TASK DESCRIPTION | Return every line of the records below as a JSON list of strings, one string per line, skipping blank lines. Leave the pictures out.
***** PROVIDED RECORDS
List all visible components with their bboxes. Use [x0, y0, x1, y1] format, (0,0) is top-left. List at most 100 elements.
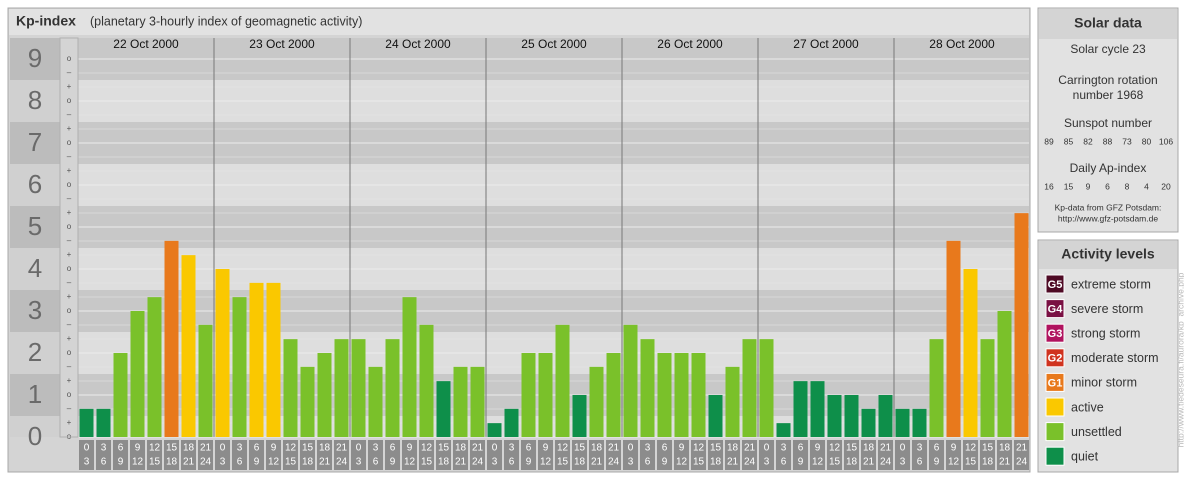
hour-box: [215, 440, 230, 470]
kp-label-band: [10, 248, 60, 290]
hour-box: [266, 440, 281, 470]
hour-start: 0: [764, 443, 770, 454]
day-label: 23 Oct 2000: [249, 37, 315, 51]
hour-start: 0: [220, 443, 226, 454]
hour-end: 12: [676, 457, 688, 468]
hour-box: [657, 440, 672, 470]
hour-box: [827, 440, 842, 470]
minor-tick-label: +: [67, 250, 72, 259]
hour-end: 21: [319, 457, 331, 468]
sunspot-value: 73: [1122, 136, 1132, 146]
hour-start: 12: [557, 443, 569, 454]
bar: [470, 366, 485, 437]
hour-start: 21: [1016, 443, 1028, 454]
bar: [436, 381, 451, 437]
y-tick-label: 6: [28, 169, 42, 199]
hour-start: 15: [166, 443, 178, 454]
bar: [198, 324, 213, 437]
hour-end: 24: [1016, 457, 1028, 468]
hour-box: [895, 440, 910, 470]
minor-tick-label: +: [67, 124, 72, 133]
hour-box: [334, 440, 349, 470]
hour-end: 24: [744, 457, 756, 468]
hour-end: 6: [509, 457, 515, 468]
hour-start: 6: [390, 443, 396, 454]
y-tick-label: 3: [28, 295, 42, 325]
hour-start: 18: [591, 443, 603, 454]
hour-box: [487, 440, 502, 470]
minor-tick-label: o: [67, 54, 72, 63]
bar: [572, 395, 587, 437]
ap-value: 6: [1105, 181, 1110, 191]
y-tick-label: 2: [28, 337, 42, 367]
hour-start: 0: [356, 443, 362, 454]
hour-start: 3: [645, 443, 651, 454]
hour-box: [504, 440, 519, 470]
bar: [402, 297, 417, 437]
hour-start: 18: [727, 443, 739, 454]
minor-tick-label: –: [67, 68, 72, 77]
minor-tick-label: +: [67, 334, 72, 343]
hour-box: [844, 440, 859, 470]
bar: [674, 353, 689, 437]
kp-label-band: [10, 374, 60, 416]
hour-box: [878, 440, 893, 470]
hour-end: 15: [149, 457, 161, 468]
minor-tick-label: –: [67, 362, 72, 371]
hour-box: [130, 440, 145, 470]
sunspot-label: Sunspot number: [1064, 116, 1152, 130]
bar: [419, 324, 434, 437]
level-badge: G5: [1048, 279, 1063, 291]
hour-start: 9: [407, 443, 413, 454]
minor-tick-label: –: [67, 152, 72, 161]
bar: [980, 339, 995, 437]
hour-end: 21: [727, 457, 739, 468]
level-label: unsettled: [1071, 425, 1122, 439]
level-swatch: [1045, 299, 1065, 319]
hour-end: 18: [574, 457, 586, 468]
bar: [334, 339, 349, 437]
hour-end: 6: [781, 457, 787, 468]
hour-start: 21: [744, 443, 756, 454]
hour-start: 3: [101, 443, 107, 454]
hour-start: 6: [526, 443, 532, 454]
bar: [164, 240, 179, 437]
bar: [946, 240, 961, 437]
y-tick-label: 7: [28, 127, 42, 157]
minor-tick-label: +: [67, 376, 72, 385]
hour-end: 9: [934, 457, 940, 468]
hour-end: 12: [540, 457, 552, 468]
hour-end: 6: [101, 457, 107, 468]
minor-label-column: [59, 37, 79, 438]
hour-start: 0: [84, 443, 90, 454]
day-label: 27 Oct 2000: [793, 37, 859, 51]
carrington: Carrington rotation: [1058, 73, 1157, 87]
hour-end: 3: [628, 457, 634, 468]
hour-end: 18: [438, 457, 450, 468]
hour-box: [521, 440, 536, 470]
hour-box: [232, 440, 247, 470]
hour-start: 18: [183, 443, 195, 454]
hour-start: 3: [917, 443, 923, 454]
hour-end: 21: [999, 457, 1011, 468]
hour-end: 9: [254, 457, 260, 468]
solar-title: Solar data: [1074, 15, 1142, 31]
ap-value: 16: [1044, 181, 1054, 191]
hour-box: [674, 440, 689, 470]
hour-box: [181, 440, 196, 470]
hour-box: [555, 440, 570, 470]
hour-start: 12: [421, 443, 433, 454]
sunspot-value: 80: [1142, 136, 1152, 146]
minor-tick-label: –: [67, 320, 72, 329]
bar: [1014, 213, 1029, 437]
level-swatch: [1045, 274, 1065, 294]
hour-box: [96, 440, 111, 470]
hour-end: 6: [645, 457, 651, 468]
minor-tick-label: +: [67, 292, 72, 301]
hour-end: 18: [710, 457, 722, 468]
hour-start: 9: [135, 443, 141, 454]
hour-box: [113, 440, 128, 470]
sunspot-value: 82: [1083, 136, 1093, 146]
hour-start: 0: [628, 443, 634, 454]
hour-end: 15: [421, 457, 433, 468]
**********
ANSWER TO THIS TASK |
[
  "List all visible components with their bboxes. Use [x0, y0, x1, y1] format, (0,0) is top-left. List at most 100 elements.",
  "hour-box: [215, 440, 230, 470]",
  "kp-label-band: [10, 248, 60, 290]",
  "hour-box: [266, 440, 281, 470]",
  "hour-start: 0: [764, 443, 770, 454]",
  "day-label: 23 Oct 2000: [249, 37, 315, 51]",
  "hour-start: 0: [220, 443, 226, 454]",
  "hour-end: 12: [676, 457, 688, 468]",
  "hour-box: [657, 440, 672, 470]",
  "hour-box: [827, 440, 842, 470]",
  "minor-tick-label: +: [67, 250, 72, 259]",
  "hour-end: 21: [319, 457, 331, 468]",
  "sunspot-value: 73: [1122, 136, 1132, 146]",
  "hour-start: 12: [557, 443, 569, 454]",
  "bar: [470, 366, 485, 437]",
  "hour-start: 21: [1016, 443, 1028, 454]",
  "bar: [436, 381, 451, 437]",
  "y-tick-label: 6: [28, 169, 42, 199]",
  "hour-start: 15: [166, 443, 178, 454]",
  "bar: [198, 324, 213, 437]",
  "hour-end: 24: [1016, 457, 1028, 468]",
  "hour-box: [895, 440, 910, 470]",
  "minor-tick-label: +: [67, 124, 72, 133]",
  "hour-box: [334, 440, 349, 470]",
  "hour-end: 24: [744, 457, 756, 468]",
  "hour-end: 6: [509, 457, 515, 468]",
  "hour-start: 6: [390, 443, 396, 454]",
  "y-tick-label: 3: [28, 295, 42, 325]",
  "hour-start: 18: [591, 443, 603, 454]",
  "hour-box: [487, 440, 502, 470]",
  "minor-tick-label: o: [67, 54, 72, 63]",
  "bar: [572, 395, 587, 437]",
  "ap-value: 6: [1105, 181, 1110, 191]",
  "y-tick-label: 2: [28, 337, 42, 367]",
  "hour-start: 0: [356, 443, 362, 454]",
  "hour-start: 3: [645, 443, 651, 454]",
  "hour-box: [504, 440, 519, 470]",
  "bar: [402, 297, 417, 437]",
  "hour-start: 18: [727, 443, 739, 454]",
  "minor-tick-label: –: [67, 68, 72, 77]",
  "minor-tick-label: +: [67, 334, 72, 343]",
  "hour-box: [844, 440, 859, 470]",
  "bar: [674, 353, 689, 437]",
  "kp-label-band: [10, 374, 60, 416]",
  "hour-box: [878, 440, 893, 470]",
  "hour-end: 15: [149, 457, 161, 468]",
  "minor-tick-label: –: [67, 362, 72, 371]",
  "hour-box: [130, 440, 145, 470]",
  "sunspot-label: Sunspot number: [1064, 116, 1152, 130]",
  "bar: [419, 324, 434, 437]",
  "level-badge: G5: [1048, 279, 1063, 291]",
  "hour-start: 9: [407, 443, 413, 454]",
  "minor-tick-label: –: [67, 152, 72, 161]",
  "bar: [980, 339, 995, 437]",
  "hour-end: 21: [727, 457, 739, 468]",
  "level-label: unsettled: [1071, 425, 1122, 439]",
  "level-swatch: [1045, 299, 1065, 319]",
  "hour-end: 18: [574, 457, 586, 468]",
  "bar: [334, 339, 349, 437]",
  "hour-end: 6: [781, 457, 787, 468]",
  "hour-start: 21: [744, 443, 756, 454]",
  "hour-start: 3: [101, 443, 107, 454]",
  "hour-start: 6: [526, 443, 532, 454]",
  "bar: [164, 240, 179, 437]",
  "bar: [946, 240, 961, 437]",
  "y-tick-label: 7: [28, 127, 42, 157]",
  "minor-tick-label: +: [67, 376, 72, 385]",
  "hour-end: 9: [934, 457, 940, 468]",
  "hour-end: 12: [540, 457, 552, 468]",
  "hour-end: 6: [101, 457, 107, 468]",
  "minor-label-column: [59, 37, 79, 438]",
  "hour-start: 0: [84, 443, 90, 454]",
  "day-label: 27 Oct 2000: [793, 37, 859, 51]",
  "carrington: Carrington rotation: [1058, 73, 1157, 87]",
  "hour-end: 3: [628, 457, 634, 468]",
  "hour-end: 18: [438, 457, 450, 468]",
  "hour-box: [521, 440, 536, 470]",
  "hour-box: [232, 440, 247, 470]",
  "hour-start: 18: [183, 443, 195, 454]",
  "hour-start: 3: [917, 443, 923, 454]",
  "hour-end: 21: [999, 457, 1011, 468]",
  "hour-end: 9: [254, 457, 260, 468]",
  "solar-title: Solar data: [1074, 15, 1142, 31]",
  "ap-value: 16: [1044, 181, 1054, 191]",
  "hour-box: [674, 440, 689, 470]",
  "hour-box: [181, 440, 196, 470]",
  "hour-box: [555, 440, 570, 470]",
  "hour-start: 12: [421, 443, 433, 454]",
  "sunspot-value: 80: [1142, 136, 1152, 146]",
  "minor-tick-label: –: [67, 320, 72, 329]",
  "bar: [1014, 213, 1029, 437]",
  "level-swatch: [1045, 274, 1065, 294]",
  "hour-box: [96, 440, 111, 470]",
  "hour-end: 6: [645, 457, 651, 468]",
  "minor-tick-label: +: [67, 292, 72, 301]",
  "hour-end: 18: [710, 457, 722, 468]",
  "hour-start: 9: [135, 443, 141, 454]",
  "hour-box: [113, 440, 128, 470]",
  "sunspot-value: 82: [1083, 136, 1093, 146]",
  "hour-start: 0: [628, 443, 634, 454]",
  "hour-end: 15: [421, 457, 433, 468]"
]